§ **Prompt**: Note each line that includes the word "title". Copy those lines.

§ **Rows**:
(begin)
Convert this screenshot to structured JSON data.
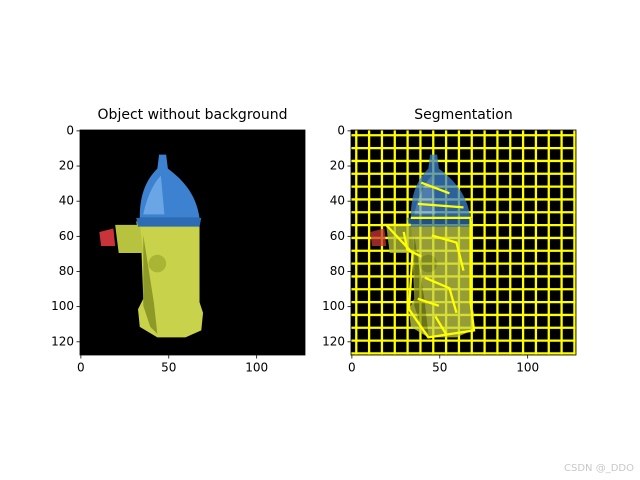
{
  "chart_data": [
    {
      "type": "image",
      "title": "Object without background",
      "xlim": [
        -0.5,
        127.5
      ],
      "ylim": [
        127.5,
        -0.5
      ],
      "xticks": [
        0,
        50,
        100
      ],
      "yticks": [
        0,
        20,
        40,
        60,
        80,
        100,
        120
      ]
    },
    {
      "type": "image",
      "title": "Segmentation",
      "xlim": [
        -0.5,
        127.5
      ],
      "ylim": [
        127.5,
        -0.5
      ],
      "xticks": [
        0,
        50,
        100
      ],
      "yticks": [
        0,
        20,
        40,
        60,
        80,
        100,
        120
      ]
    }
  ],
  "watermark": "CSDN @_DDO"
}
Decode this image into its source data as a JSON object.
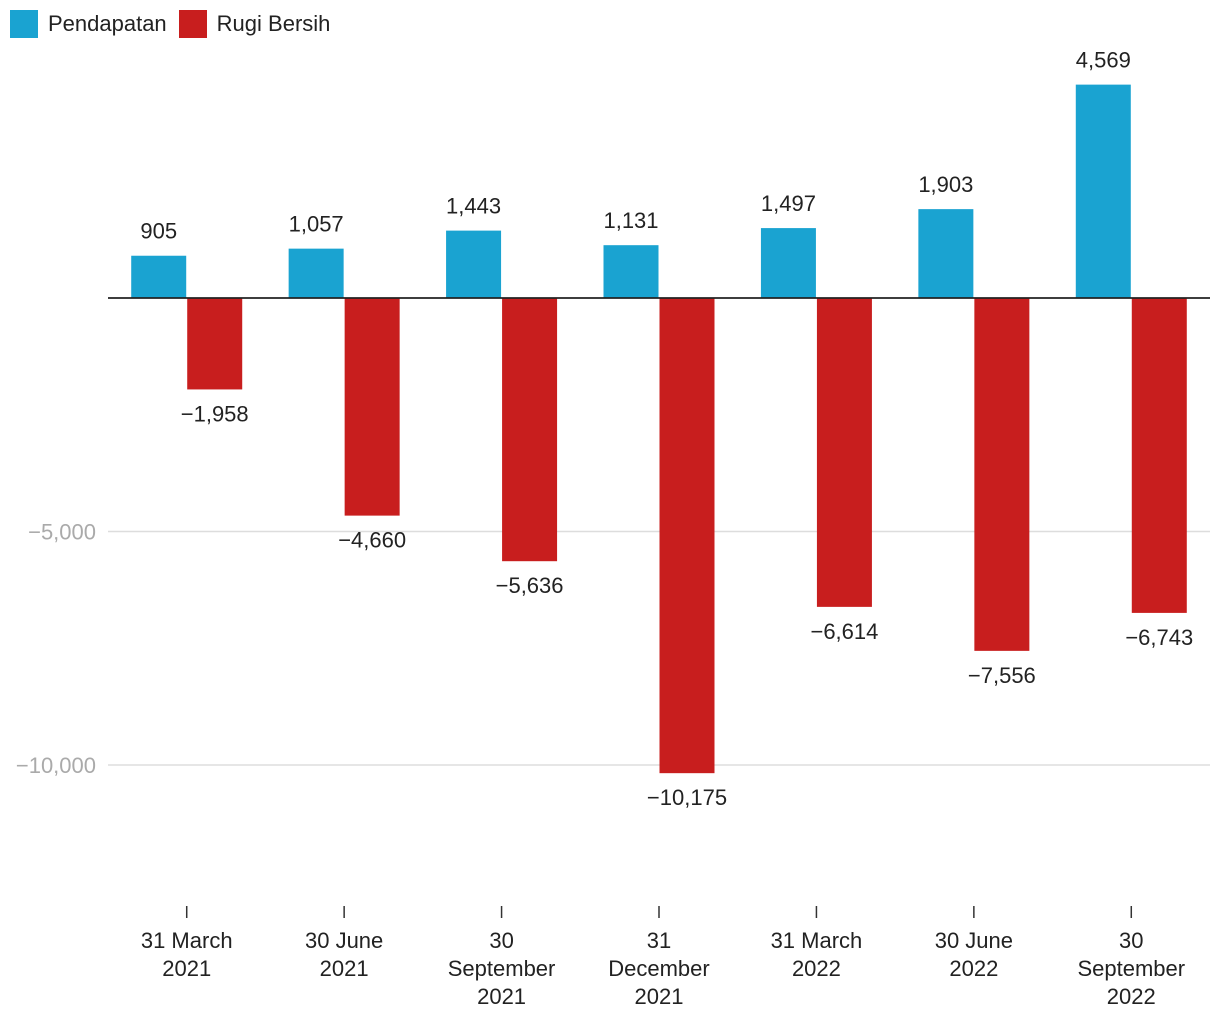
{
  "chart_data": {
    "type": "bar",
    "categories": [
      [
        "31 March",
        "2021"
      ],
      [
        "30 June",
        "2021"
      ],
      [
        "30",
        "September",
        "2021"
      ],
      [
        "31",
        "December",
        "2021"
      ],
      [
        "31 March",
        "2022"
      ],
      [
        "30 June",
        "2022"
      ],
      [
        "30",
        "September",
        "2022"
      ]
    ],
    "series": [
      {
        "name": "Pendapatan",
        "color": "#1aa3d1",
        "values": [
          905,
          1057,
          1443,
          1131,
          1497,
          1903,
          4569
        ],
        "labels": [
          "905",
          "1,057",
          "1,443",
          "1,131",
          "1,497",
          "1,903",
          "4,569"
        ]
      },
      {
        "name": "Rugi Bersih",
        "color": "#c81e1e",
        "values": [
          -1958,
          -4660,
          -5636,
          -10175,
          -6614,
          -7556,
          -6743
        ],
        "labels": [
          "−1,958",
          "−4,660",
          "−5,636",
          "−10,175",
          "−6,614",
          "−7,556",
          "−6,743"
        ]
      }
    ],
    "yticks": [
      {
        "value": -5000,
        "label": "−5,000"
      },
      {
        "value": -10000,
        "label": "−10,000"
      }
    ],
    "ylim": [
      -12000,
      5000
    ],
    "grid": true,
    "legend": "top-left",
    "title": "",
    "xlabel": "",
    "ylabel": ""
  }
}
(end)
§ **The output**:
      "title": "Object without background",
      "title": "Segmentation",
    "title": "",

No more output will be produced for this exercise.